Goal: Every record below should be printed exactly as given.

>> BEGIN

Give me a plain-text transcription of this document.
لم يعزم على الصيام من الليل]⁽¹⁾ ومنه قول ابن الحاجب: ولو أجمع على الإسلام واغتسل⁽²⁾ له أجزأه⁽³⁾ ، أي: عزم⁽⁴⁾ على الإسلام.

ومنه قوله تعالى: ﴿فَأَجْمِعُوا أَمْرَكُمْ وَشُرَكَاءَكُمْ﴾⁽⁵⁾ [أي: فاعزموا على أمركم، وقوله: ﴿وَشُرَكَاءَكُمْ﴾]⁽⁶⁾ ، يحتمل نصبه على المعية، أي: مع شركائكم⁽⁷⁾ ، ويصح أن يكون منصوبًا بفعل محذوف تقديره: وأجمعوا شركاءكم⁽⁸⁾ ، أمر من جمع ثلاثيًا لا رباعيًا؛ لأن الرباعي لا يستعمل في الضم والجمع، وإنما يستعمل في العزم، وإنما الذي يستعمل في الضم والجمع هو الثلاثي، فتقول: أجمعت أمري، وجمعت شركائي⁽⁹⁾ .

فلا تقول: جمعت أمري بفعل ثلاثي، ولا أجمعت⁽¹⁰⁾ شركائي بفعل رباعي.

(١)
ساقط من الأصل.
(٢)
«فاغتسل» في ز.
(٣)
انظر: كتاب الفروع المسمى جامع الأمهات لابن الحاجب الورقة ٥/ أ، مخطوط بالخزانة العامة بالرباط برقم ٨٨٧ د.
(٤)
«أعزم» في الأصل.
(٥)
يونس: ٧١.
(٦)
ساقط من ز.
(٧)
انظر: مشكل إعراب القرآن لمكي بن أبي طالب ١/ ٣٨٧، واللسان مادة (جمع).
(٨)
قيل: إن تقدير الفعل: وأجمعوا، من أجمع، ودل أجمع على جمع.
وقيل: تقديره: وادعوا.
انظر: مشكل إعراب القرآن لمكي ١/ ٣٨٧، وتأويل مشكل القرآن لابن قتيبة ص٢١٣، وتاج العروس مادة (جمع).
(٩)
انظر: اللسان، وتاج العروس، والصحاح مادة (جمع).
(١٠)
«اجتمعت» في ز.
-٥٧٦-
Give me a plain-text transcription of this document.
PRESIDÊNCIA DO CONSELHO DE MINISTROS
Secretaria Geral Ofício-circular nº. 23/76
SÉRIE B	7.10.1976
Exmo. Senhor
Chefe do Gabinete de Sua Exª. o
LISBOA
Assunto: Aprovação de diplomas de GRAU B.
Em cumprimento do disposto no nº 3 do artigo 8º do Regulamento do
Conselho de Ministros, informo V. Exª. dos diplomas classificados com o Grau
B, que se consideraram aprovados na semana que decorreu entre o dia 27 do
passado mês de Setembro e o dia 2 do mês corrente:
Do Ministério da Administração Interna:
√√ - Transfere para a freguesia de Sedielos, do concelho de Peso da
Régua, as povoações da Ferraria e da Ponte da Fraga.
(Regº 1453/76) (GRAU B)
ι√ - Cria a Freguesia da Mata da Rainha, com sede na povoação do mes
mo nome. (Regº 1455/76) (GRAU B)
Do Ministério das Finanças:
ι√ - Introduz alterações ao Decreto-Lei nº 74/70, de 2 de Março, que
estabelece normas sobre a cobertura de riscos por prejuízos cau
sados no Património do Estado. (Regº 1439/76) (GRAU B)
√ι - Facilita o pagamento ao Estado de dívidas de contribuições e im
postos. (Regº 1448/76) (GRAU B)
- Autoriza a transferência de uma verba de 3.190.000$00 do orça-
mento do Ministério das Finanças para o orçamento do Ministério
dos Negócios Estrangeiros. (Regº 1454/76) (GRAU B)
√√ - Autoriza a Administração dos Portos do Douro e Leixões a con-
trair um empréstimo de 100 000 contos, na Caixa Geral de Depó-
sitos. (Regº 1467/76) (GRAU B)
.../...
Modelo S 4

>> END

Solution below:
Give me a plain-text transcription of this document.
لم يعزم على الصيام من الليل]⁽¹⁾ ومنه قول ابن الحاجب: ولو أجمع على الإسلام واغتسل⁽²⁾ له أجزأه⁽³⁾ ، أي: عزم⁽⁴⁾ على الإسلام.

ومنه قوله تعالى: ﴿فَأَجْمِعُوا أَمْرَكُمْ وَشُرَكَاءَكُمْ﴾⁽⁵⁾ [أي: فاعزموا على أمركم، وقوله: ﴿وَشُرَكَاءَكُمْ﴾]⁽⁶⁾ ، يحتمل نصبه على المعية، أي: مع شركائكم⁽⁷⁾ ، ويصح أن يكون منصوبًا بفعل محذوف تقديره: وأجمعوا شركاءكم⁽⁸⁾ ، أمر من جمع ثلاثيًا لا رباعيًا؛ لأن الرباعي لا يستعمل في الضم والجمع، وإنما يستعمل في العزم، وإنما الذي يستعمل في الضم والجمع هو الثلاثي، فتقول: أجمعت أمري، وجمعت شركائي⁽⁹⁾ .

فلا تقول: جمعت أمري بفعل ثلاثي، ولا أجمعت⁽¹⁰⁾ شركائي بفعل رباعي.

(١)
ساقط من الأصل.
(٢)
«فاغتسل» في ز.
(٣)
انظر: كتاب الفروع المسمى جامع الأمهات لابن الحاجب الورقة ٥/ أ، مخطوط بالخزانة العامة بالرباط برقم ٨٨٧ د.
(٤)
«أعزم» في الأصل.
(٥)
يونس: ٧١.
(٦)
ساقط من ز.
(٧)
انظر: مشكل إعراب القرآن لمكي بن أبي طالب ١/ ٣٨٧، واللسان مادة (جمع).
(٨)
قيل: إن تقدير الفعل: وأجمعوا، من أجمع، ودل أجمع على جمع.
وقيل: تقديره: وادعوا.
انظر: مشكل إعراب القرآن لمكي ١/ ٣٨٧، وتأويل مشكل القرآن لابن قتيبة ص٢١٣، وتاج العروس مادة (جمع).
(٩)
انظر: اللسان، وتاج العروس، والصحاح مادة (جمع).
(١٠)
«اجتمعت» في ز.
-٥٧٦-
Give me a plain-text transcription of this document.
PRESIDÊNCIA DO CONSELHO DE MINISTROS
Secretaria Geral Ofício-circular nº. 23/76
SÉRIE B	7.10.1976
Exmo. Senhor
Chefe do Gabinete de Sua Exª. o
LISBOA
Assunto: Aprovação de diplomas de GRAU B.
Em cumprimento do disposto no nº 3 do artigo 8º do Regulamento do
Conselho de Ministros, informo V. Exª. dos diplomas classificados com o Grau
B, que se consideraram aprovados na semana que decorreu entre o dia 27 do
passado mês de Setembro e o dia 2 do mês corrente:
Do Ministério da Administração Interna:
√√ - Transfere para a freguesia de Sedielos, do concelho de Peso da
Régua, as povoações da Ferraria e da Ponte da Fraga.
(Regº 1453/76) (GRAU B)
ι√ - Cria a Freguesia da Mata da Rainha, com sede na povoação do mes
mo nome. (Regº 1455/76) (GRAU B)
Do Ministério das Finanças:
ι√ - Introduz alterações ao Decreto-Lei nº 74/70, de 2 de Março, que
estabelece normas sobre a cobertura de riscos por prejuízos cau
sados no Património do Estado. (Regº 1439/76) (GRAU B)
√ι - Facilita o pagamento ao Estado de dívidas de contribuições e im
postos. (Regº 1448/76) (GRAU B)
- Autoriza a transferência de uma verba de 3.190.000$00 do orça-
mento do Ministério das Finanças para o orçamento do Ministério
dos Negócios Estrangeiros. (Regº 1454/76) (GRAU B)
√√ - Autoriza a Administração dos Portos do Douro e Leixões a con-
trair um empréstimo de 100 000 contos, na Caixa Geral de Depó-
sitos. (Regº 1467/76) (GRAU B)
.../...
Modelo S 4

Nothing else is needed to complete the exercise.